▼

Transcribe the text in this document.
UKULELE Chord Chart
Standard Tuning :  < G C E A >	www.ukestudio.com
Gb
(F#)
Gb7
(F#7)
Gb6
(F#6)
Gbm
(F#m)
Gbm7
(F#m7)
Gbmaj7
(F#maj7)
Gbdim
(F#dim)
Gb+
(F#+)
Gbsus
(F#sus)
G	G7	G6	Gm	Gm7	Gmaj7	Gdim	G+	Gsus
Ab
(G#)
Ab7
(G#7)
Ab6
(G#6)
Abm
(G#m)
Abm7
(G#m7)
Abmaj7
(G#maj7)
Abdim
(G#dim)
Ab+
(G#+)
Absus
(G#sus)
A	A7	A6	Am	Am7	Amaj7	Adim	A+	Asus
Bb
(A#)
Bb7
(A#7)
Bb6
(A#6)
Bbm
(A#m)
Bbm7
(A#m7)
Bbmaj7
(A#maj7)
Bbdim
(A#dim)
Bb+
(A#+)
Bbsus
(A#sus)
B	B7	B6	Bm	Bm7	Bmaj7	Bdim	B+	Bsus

▲

> _AIM OF THE EXERCISE_: From the first line to the last, retype the data exactly.

> _SOLUTION FOR THIS EXERCISE_:
Transcribe the text in this document.
UKULELE Chord Chart
Standard Tuning :  < G C E A >	www.ukestudio.com
Gb
(F#)
Gb7
(F#7)
Gb6
(F#6)
Gbm
(F#m)
Gbm7
(F#m7)
Gbmaj7
(F#maj7)
Gbdim
(F#dim)
Gb+
(F#+)
Gbsus
(F#sus)
G	G7	G6	Gm	Gm7	Gmaj7	Gdim	G+	Gsus
Ab
(G#)
Ab7
(G#7)
Ab6
(G#6)
Abm
(G#m)
Abm7
(G#m7)
Abmaj7
(G#maj7)
Abdim
(G#dim)
Ab+
(G#+)
Absus
(G#sus)
A	A7	A6	Am	Am7	Amaj7	Adim	A+	Asus
Bb
(A#)
Bb7
(A#7)
Bb6
(A#6)
Bbm
(A#m)
Bbm7
(A#m7)
Bbmaj7
(A#maj7)
Bbdim
(A#dim)
Bb+
(A#+)
Bbsus
(A#sus)
B	B7	B6	Bm	Bm7	Bmaj7	Bdim	B+	Bsus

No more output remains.